* begin *
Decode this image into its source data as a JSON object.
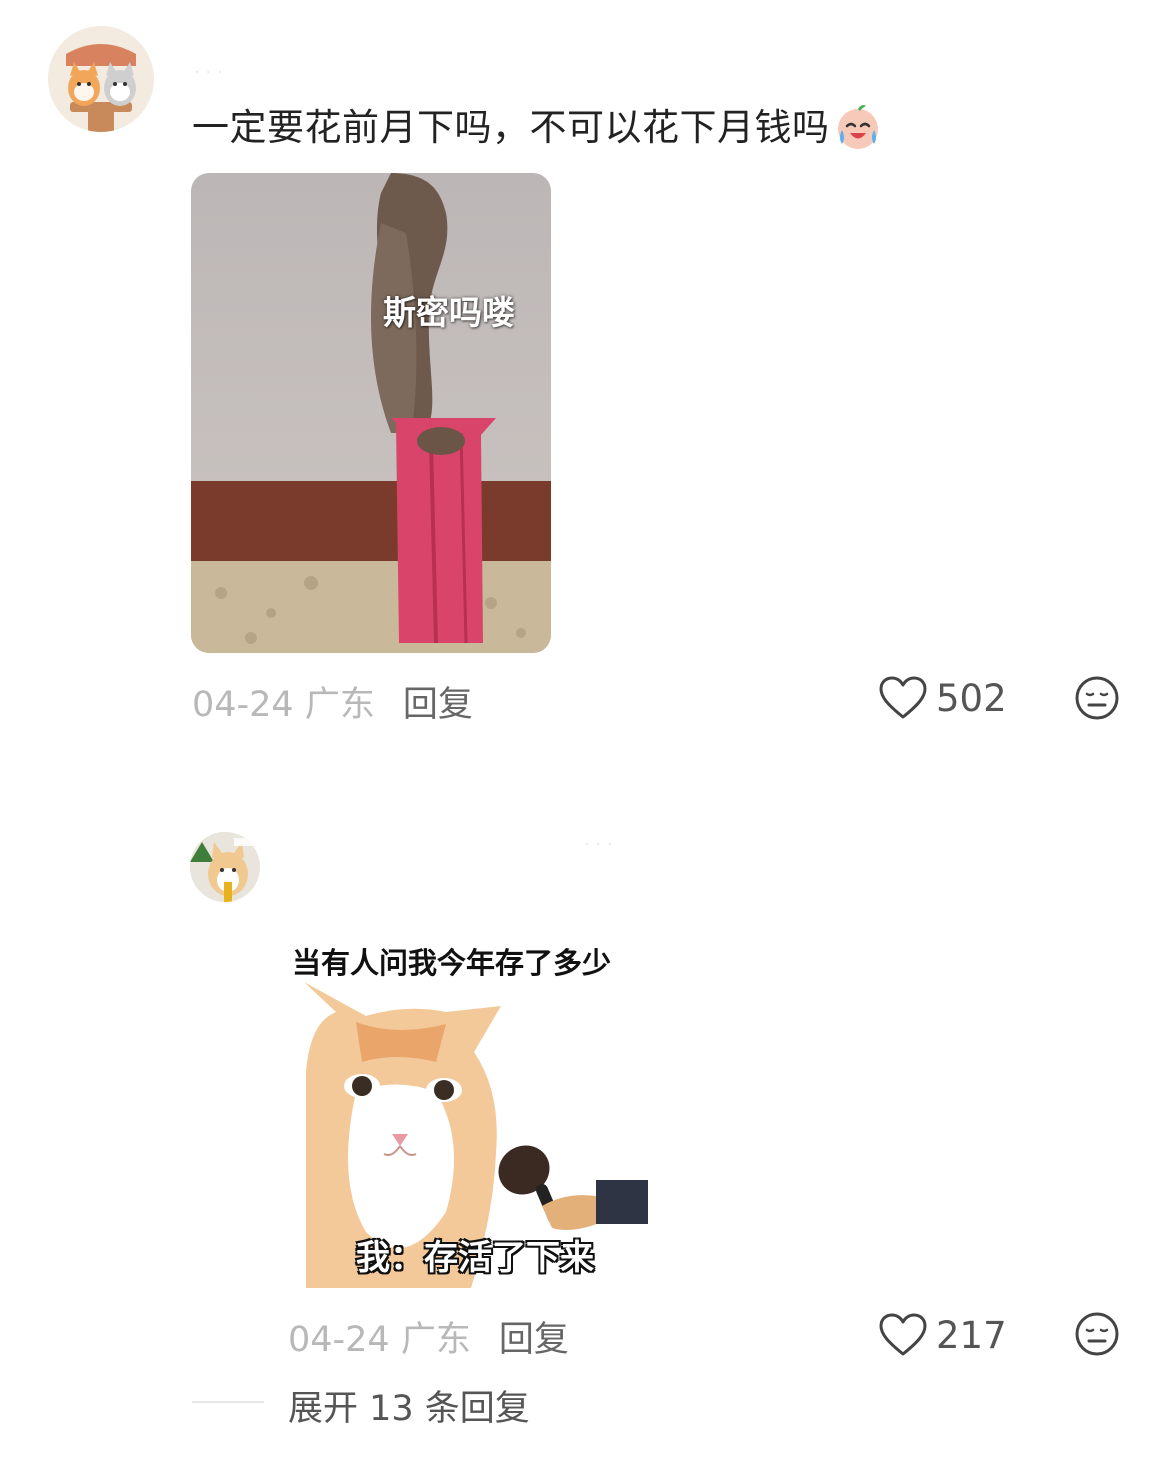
{
  "comments": [
    {
      "text": "一定要花前月下吗，不可以花下月钱吗",
      "emoji": "crying-laughing-face-icon",
      "meme_caption": "斯密吗喽",
      "date": "04-24 广东",
      "reply": "回复",
      "likes": "502"
    },
    {
      "meme_title": "当有人问我今年存了多少",
      "meme_caption": "我：存活了下来",
      "date": "04-24 广东",
      "reply": "回复",
      "likes": "217",
      "expand_replies": "展开 13 条回复"
    }
  ],
  "icons": {
    "like": "heart-outline-icon",
    "dislike": "meh-face-icon"
  },
  "colors": {
    "text": "#222222",
    "meta": "#b8b8b8",
    "secondary": "#555555"
  }
}
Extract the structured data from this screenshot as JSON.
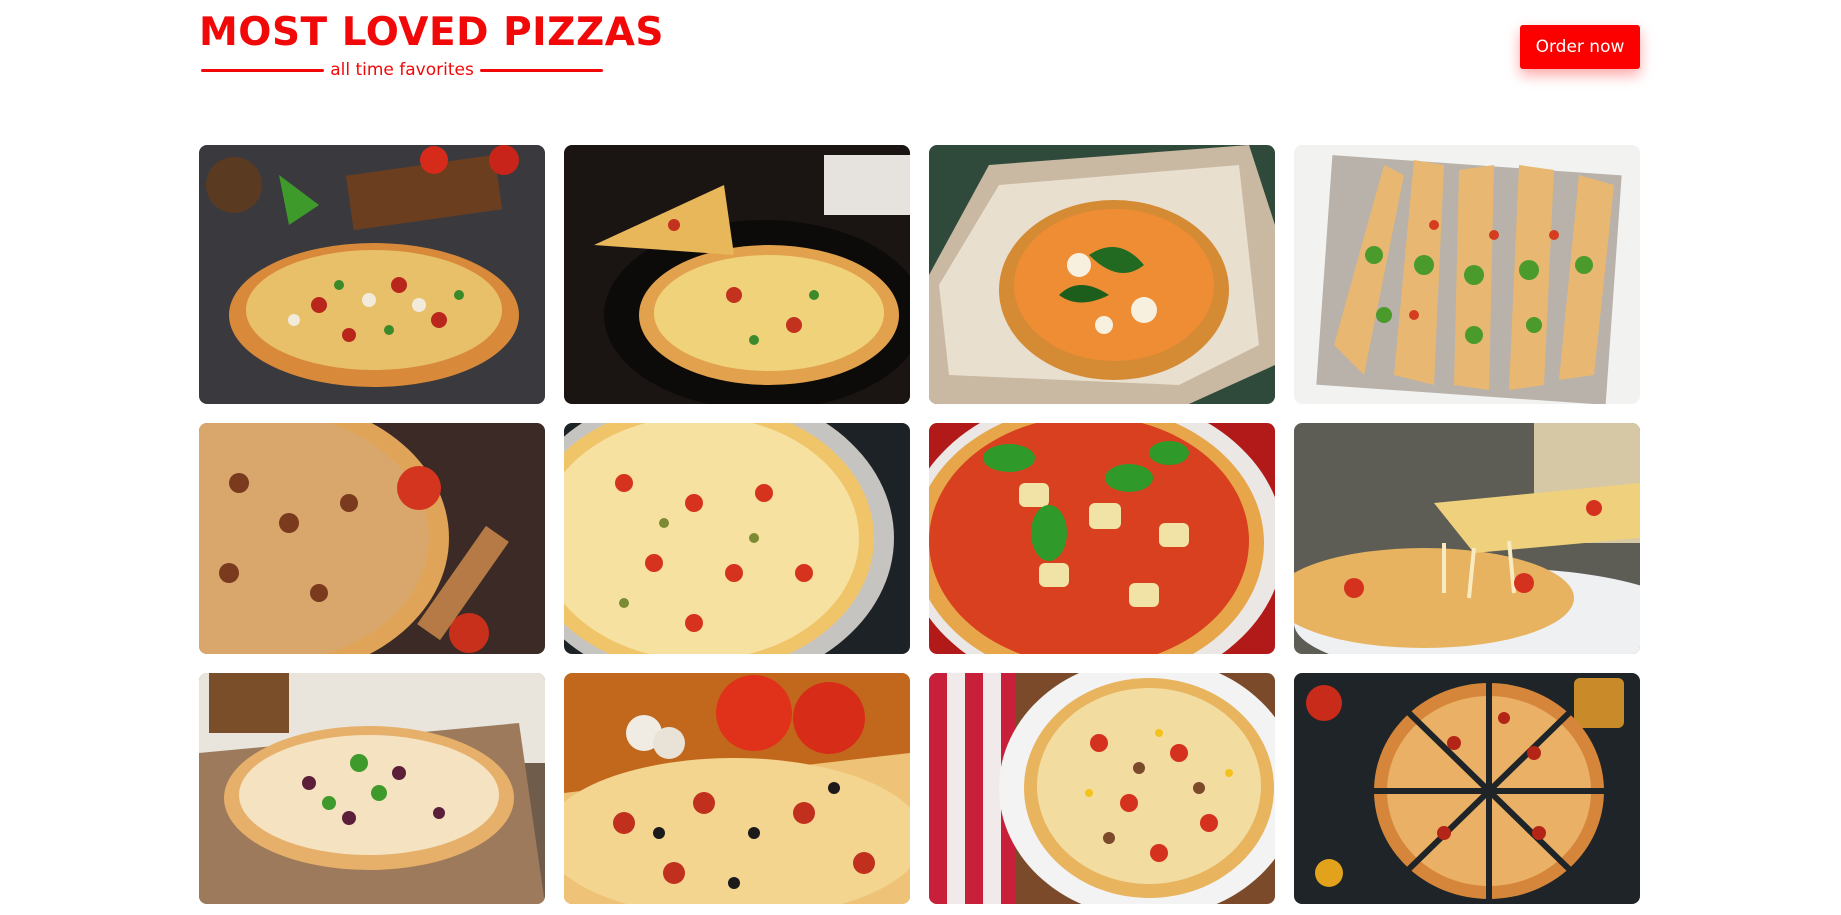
* end *
Short problem: Output an exact copy of the material, with the pictures removed.

Result of this exercise:
Decode this image into its source data as a JSON object.
{
  "comments": [
    {
      "text": "一定要花前月下吗，不可以花下月钱吗",
      "emoji": "crying-laughing-face-icon",
      "meme_caption": "斯密吗喽",
      "date": "04-24 广东",
      "reply": "回复",
      "likes": "502"
    },
    {
      "meme_title": "当有人问我今年存了多少",
      "meme_caption": "我：存活了下来",
      "date": "04-24 广东",
      "reply": "回复",
      "likes": "217",
      "expand_replies": "展开 13 条回复"
    }
  ],
  "icons": {
    "like": "heart-outline-icon",
    "dislike": "meh-face-icon"
  },
  "colors": {
    "text": "#222222",
    "meta": "#b8b8b8",
    "secondary": "#555555"
  }
}
Extract the structured data from this screenshot as JSON.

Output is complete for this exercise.